**Extracts from a graphics dataset**
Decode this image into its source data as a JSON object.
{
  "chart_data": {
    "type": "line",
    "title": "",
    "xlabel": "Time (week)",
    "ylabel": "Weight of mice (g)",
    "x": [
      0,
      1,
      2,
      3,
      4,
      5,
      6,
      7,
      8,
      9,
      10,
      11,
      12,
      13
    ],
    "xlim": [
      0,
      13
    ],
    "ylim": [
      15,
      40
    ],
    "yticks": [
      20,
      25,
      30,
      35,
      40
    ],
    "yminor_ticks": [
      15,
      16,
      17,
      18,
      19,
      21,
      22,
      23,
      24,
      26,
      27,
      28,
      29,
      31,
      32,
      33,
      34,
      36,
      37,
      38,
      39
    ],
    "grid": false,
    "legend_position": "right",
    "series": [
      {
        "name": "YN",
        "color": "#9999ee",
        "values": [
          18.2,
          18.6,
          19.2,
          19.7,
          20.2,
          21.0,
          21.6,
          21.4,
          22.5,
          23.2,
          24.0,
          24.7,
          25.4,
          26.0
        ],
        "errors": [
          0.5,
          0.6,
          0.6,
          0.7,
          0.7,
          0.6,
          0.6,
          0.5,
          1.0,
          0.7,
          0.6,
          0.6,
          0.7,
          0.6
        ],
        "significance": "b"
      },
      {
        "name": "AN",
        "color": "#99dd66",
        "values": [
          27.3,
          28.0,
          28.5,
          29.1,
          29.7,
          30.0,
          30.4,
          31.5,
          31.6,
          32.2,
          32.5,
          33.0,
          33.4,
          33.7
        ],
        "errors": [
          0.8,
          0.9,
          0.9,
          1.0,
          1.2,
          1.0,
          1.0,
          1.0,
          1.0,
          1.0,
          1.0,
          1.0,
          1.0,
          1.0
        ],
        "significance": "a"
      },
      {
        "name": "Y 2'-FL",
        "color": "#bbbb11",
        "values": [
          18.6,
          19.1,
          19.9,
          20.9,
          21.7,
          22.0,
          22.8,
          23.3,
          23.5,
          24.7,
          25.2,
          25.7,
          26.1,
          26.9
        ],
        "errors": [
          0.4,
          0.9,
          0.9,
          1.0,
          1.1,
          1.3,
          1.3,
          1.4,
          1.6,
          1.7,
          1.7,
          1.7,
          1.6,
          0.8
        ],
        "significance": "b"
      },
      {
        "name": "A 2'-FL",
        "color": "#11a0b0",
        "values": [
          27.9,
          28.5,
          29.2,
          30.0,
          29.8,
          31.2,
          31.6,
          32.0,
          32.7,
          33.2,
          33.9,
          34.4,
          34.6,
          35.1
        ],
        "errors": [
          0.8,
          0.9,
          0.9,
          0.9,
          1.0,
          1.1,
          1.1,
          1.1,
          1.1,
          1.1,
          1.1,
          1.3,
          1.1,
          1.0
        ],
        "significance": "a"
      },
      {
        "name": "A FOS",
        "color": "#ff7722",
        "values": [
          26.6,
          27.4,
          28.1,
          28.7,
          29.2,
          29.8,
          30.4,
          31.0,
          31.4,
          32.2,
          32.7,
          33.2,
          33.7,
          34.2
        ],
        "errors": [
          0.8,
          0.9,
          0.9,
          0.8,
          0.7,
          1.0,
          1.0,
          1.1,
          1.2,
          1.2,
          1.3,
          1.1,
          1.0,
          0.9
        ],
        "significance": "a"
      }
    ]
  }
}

**EXERCISE REQUIREMENTS**
From the data above, extract every line in its exact form.

**RESULT OF THE EXERCISE**
Decode this image into its source data as a JSON object.
{
  "chart_data": {
    "type": "line",
    "title": "",
    "xlabel": "Time (week)",
    "ylabel": "Weight of mice (g)",
    "x": [
      0,
      1,
      2,
      3,
      4,
      5,
      6,
      7,
      8,
      9,
      10,
      11,
      12,
      13
    ],
    "xlim": [
      0,
      13
    ],
    "ylim": [
      15,
      40
    ],
    "yticks": [
      20,
      25,
      30,
      35,
      40
    ],
    "yminor_ticks": [
      15,
      16,
      17,
      18,
      19,
      21,
      22,
      23,
      24,
      26,
      27,
      28,
      29,
      31,
      32,
      33,
      34,
      36,
      37,
      38,
      39
    ],
    "grid": false,
    "legend_position": "right",
    "series": [
      {
        "name": "YN",
        "color": "#9999ee",
        "values": [
          18.2,
          18.6,
          19.2,
          19.7,
          20.2,
          21.0,
          21.6,
          21.4,
          22.5,
          23.2,
          24.0,
          24.7,
          25.4,
          26.0
        ],
        "errors": [
          0.5,
          0.6,
          0.6,
          0.7,
          0.7,
          0.6,
          0.6,
          0.5,
          1.0,
          0.7,
          0.6,
          0.6,
          0.7,
          0.6
        ],
        "significance": "b"
      },
      {
        "name": "AN",
        "color": "#99dd66",
        "values": [
          27.3,
          28.0,
          28.5,
          29.1,
          29.7,
          30.0,
          30.4,
          31.5,
          31.6,
          32.2,
          32.5,
          33.0,
          33.4,
          33.7
        ],
        "errors": [
          0.8,
          0.9,
          0.9,
          1.0,
          1.2,
          1.0,
          1.0,
          1.0,
          1.0,
          1.0,
          1.0,
          1.0,
          1.0,
          1.0
        ],
        "significance": "a"
      },
      {
        "name": "Y 2'-FL",
        "color": "#bbbb11",
        "values": [
          18.6,
          19.1,
          19.9,
          20.9,
          21.7,
          22.0,
          22.8,
          23.3,
          23.5,
          24.7,
          25.2,
          25.7,
          26.1,
          26.9
        ],
        "errors": [
          0.4,
          0.9,
          0.9,
          1.0,
          1.1,
          1.3,
          1.3,
          1.4,
          1.6,
          1.7,
          1.7,
          1.7,
          1.6,
          0.8
        ],
        "significance": "b"
      },
      {
        "name": "A 2'-FL",
        "color": "#11a0b0",
        "values": [
          27.9,
          28.5,
          29.2,
          30.0,
          29.8,
          31.2,
          31.6,
          32.0,
          32.7,
          33.2,
          33.9,
          34.4,
          34.6,
          35.1
        ],
        "errors": [
          0.8,
          0.9,
          0.9,
          0.9,
          1.0,
          1.1,
          1.1,
          1.1,
          1.1,
          1.1,
          1.1,
          1.3,
          1.1,
          1.0
        ],
        "significance": "a"
      },
      {
        "name": "A FOS",
        "color": "#ff7722",
        "values": [
          26.6,
          27.4,
          28.1,
          28.7,
          29.2,
          29.8,
          30.4,
          31.0,
          31.4,
          32.2,
          32.7,
          33.2,
          33.7,
          34.2
        ],
        "errors": [
          0.8,
          0.9,
          0.9,
          0.8,
          0.7,
          1.0,
          1.0,
          1.1,
          1.2,
          1.2,
          1.3,
          1.1,
          1.0,
          0.9
        ],
        "significance": "a"
      }
    ]
  }
}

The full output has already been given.